◆ **DIRECTIONS FOR THIS TASK**: Your task is to transcribe the records exactly, skipping every image.

Figure record listings
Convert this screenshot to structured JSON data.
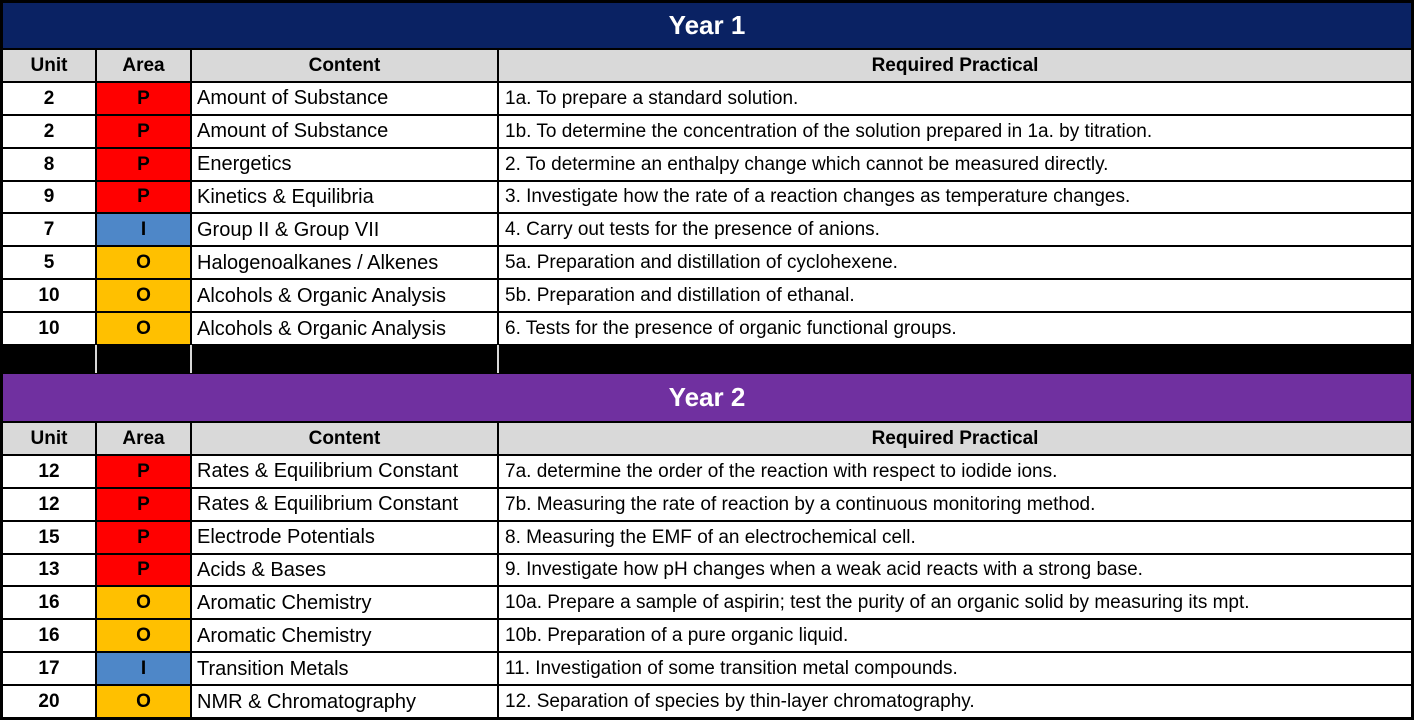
{
  "colors": {
    "year1_band_bg": "#0A2263",
    "year2_band_bg": "#7030A0",
    "header_row_bg": "#D9D9D9",
    "grid_border": "#000000"
  },
  "area_colors": {
    "P": "#FF0000",
    "I": "#4E87C8",
    "O": "#FFC000"
  },
  "tables": [
    {
      "title": "Year 1",
      "columns": [
        "Unit",
        "Area",
        "Content",
        "Required Practical"
      ],
      "rows": [
        {
          "unit": "2",
          "area": "P",
          "content": "Amount of Substance",
          "practical": "1a. To prepare a standard solution."
        },
        {
          "unit": "2",
          "area": "P",
          "content": "Amount of Substance",
          "practical": "1b. To determine the concentration of the solution prepared in 1a. by titration."
        },
        {
          "unit": "8",
          "area": "P",
          "content": "Energetics",
          "practical": "2. To determine an enthalpy change which cannot be measured directly."
        },
        {
          "unit": "9",
          "area": "P",
          "content": "Kinetics & Equilibria",
          "practical": "3. Investigate how the rate of a reaction changes as temperature changes."
        },
        {
          "unit": "7",
          "area": "I",
          "content": "Group II & Group VII",
          "practical": "4. Carry out tests for the presence of anions."
        },
        {
          "unit": "5",
          "area": "O",
          "content": "Halogenoalkanes / Alkenes",
          "practical": "5a. Preparation and distillation of cyclohexene."
        },
        {
          "unit": "10",
          "area": "O",
          "content": "Alcohols & Organic Analysis",
          "practical": "5b. Preparation and distillation of ethanal."
        },
        {
          "unit": "10",
          "area": "O",
          "content": "Alcohols & Organic Analysis",
          "practical": "6. Tests for the presence of organic functional groups."
        }
      ]
    },
    {
      "title": "Year 2",
      "columns": [
        "Unit",
        "Area",
        "Content",
        "Required Practical"
      ],
      "rows": [
        {
          "unit": "12",
          "area": "P",
          "content": "Rates & Equilibrium Constant",
          "practical": "7a. determine the order of the reaction with respect to iodide ions."
        },
        {
          "unit": "12",
          "area": "P",
          "content": "Rates & Equilibrium Constant",
          "practical": "7b. Measuring the rate of reaction by a continuous monitoring method."
        },
        {
          "unit": "15",
          "area": "P",
          "content": "Electrode Potentials",
          "practical": "8. Measuring the EMF of an electrochemical cell."
        },
        {
          "unit": "13",
          "area": "P",
          "content": "Acids & Bases",
          "practical": "9. Investigate how pH changes when a weak acid reacts with a strong base."
        },
        {
          "unit": "16",
          "area": "O",
          "content": "Aromatic Chemistry",
          "practical": "10a. Prepare a sample of aspirin; test the purity of an organic solid by measuring its mpt."
        },
        {
          "unit": "16",
          "area": "O",
          "content": "Aromatic Chemistry",
          "practical": "10b. Preparation of a pure organic liquid."
        },
        {
          "unit": "17",
          "area": "I",
          "content": "Transition Metals",
          "practical": "11. Investigation of some transition metal compounds."
        },
        {
          "unit": "20",
          "area": "O",
          "content": "NMR & Chromatography",
          "practical": "12. Separation of species by thin-layer chromatography."
        }
      ]
    }
  ]
}
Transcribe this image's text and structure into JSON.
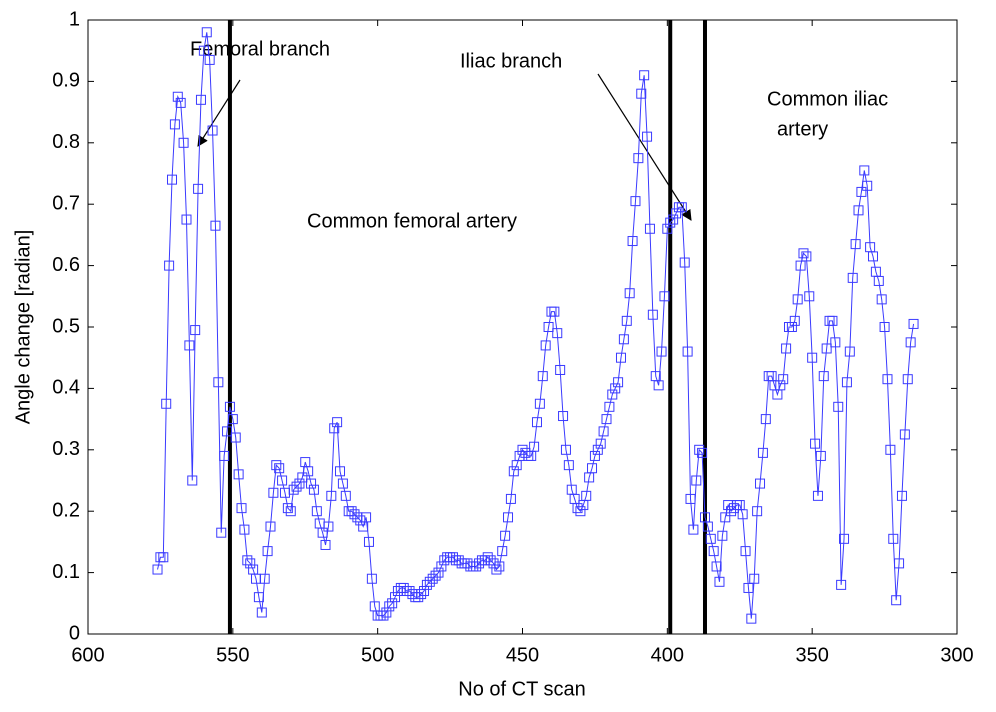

◆ **EXERCISE ANSWER**:
Convert this screenshot to structured JSON data.
{
  "colors": {
    "year1_band_bg": "#0A2263",
    "year2_band_bg": "#7030A0",
    "header_row_bg": "#D9D9D9",
    "grid_border": "#000000"
  },
  "area_colors": {
    "P": "#FF0000",
    "I": "#4E87C8",
    "O": "#FFC000"
  },
  "tables": [
    {
      "title": "Year 1",
      "columns": [
        "Unit",
        "Area",
        "Content",
        "Required Practical"
      ],
      "rows": [
        {
          "unit": "2",
          "area": "P",
          "content": "Amount of Substance",
          "practical": "1a. To prepare a standard solution."
        },
        {
          "unit": "2",
          "area": "P",
          "content": "Amount of Substance",
          "practical": "1b. To determine the concentration of the solution prepared in 1a. by titration."
        },
        {
          "unit": "8",
          "area": "P",
          "content": "Energetics",
          "practical": "2. To determine an enthalpy change which cannot be measured directly."
        },
        {
          "unit": "9",
          "area": "P",
          "content": "Kinetics & Equilibria",
          "practical": "3. Investigate how the rate of a reaction changes as temperature changes."
        },
        {
          "unit": "7",
          "area": "I",
          "content": "Group II & Group VII",
          "practical": "4. Carry out tests for the presence of anions."
        },
        {
          "unit": "5",
          "area": "O",
          "content": "Halogenoalkanes / Alkenes",
          "practical": "5a. Preparation and distillation of cyclohexene."
        },
        {
          "unit": "10",
          "area": "O",
          "content": "Alcohols & Organic Analysis",
          "practical": "5b. Preparation and distillation of ethanal."
        },
        {
          "unit": "10",
          "area": "O",
          "content": "Alcohols & Organic Analysis",
          "practical": "6. Tests for the presence of organic functional groups."
        }
      ]
    },
    {
      "title": "Year 2",
      "columns": [
        "Unit",
        "Area",
        "Content",
        "Required Practical"
      ],
      "rows": [
        {
          "unit": "12",
          "area": "P",
          "content": "Rates & Equilibrium Constant",
          "practical": "7a. determine the order of the reaction with respect to iodide ions."
        },
        {
          "unit": "12",
          "area": "P",
          "content": "Rates & Equilibrium Constant",
          "practical": "7b. Measuring the rate of reaction by a continuous monitoring method."
        },
        {
          "unit": "15",
          "area": "P",
          "content": "Electrode Potentials",
          "practical": "8. Measuring the EMF of an electrochemical cell."
        },
        {
          "unit": "13",
          "area": "P",
          "content": "Acids & Bases",
          "practical": "9. Investigate how pH changes when a weak acid reacts with a strong base."
        },
        {
          "unit": "16",
          "area": "O",
          "content": "Aromatic Chemistry",
          "practical": "10a. Prepare a sample of aspirin; test the purity of an organic solid by measuring its mpt."
        },
        {
          "unit": "16",
          "area": "O",
          "content": "Aromatic Chemistry",
          "practical": "10b. Preparation of a pure organic liquid."
        },
        {
          "unit": "17",
          "area": "I",
          "content": "Transition Metals",
          "practical": "11. Investigation of some transition metal compounds."
        },
        {
          "unit": "20",
          "area": "O",
          "content": "NMR & Chromatography",
          "practical": "12. Separation of species by thin-layer chromatography."
        }
      ]
    }
  ]
}
Transcribe this image's text and structure into JSON.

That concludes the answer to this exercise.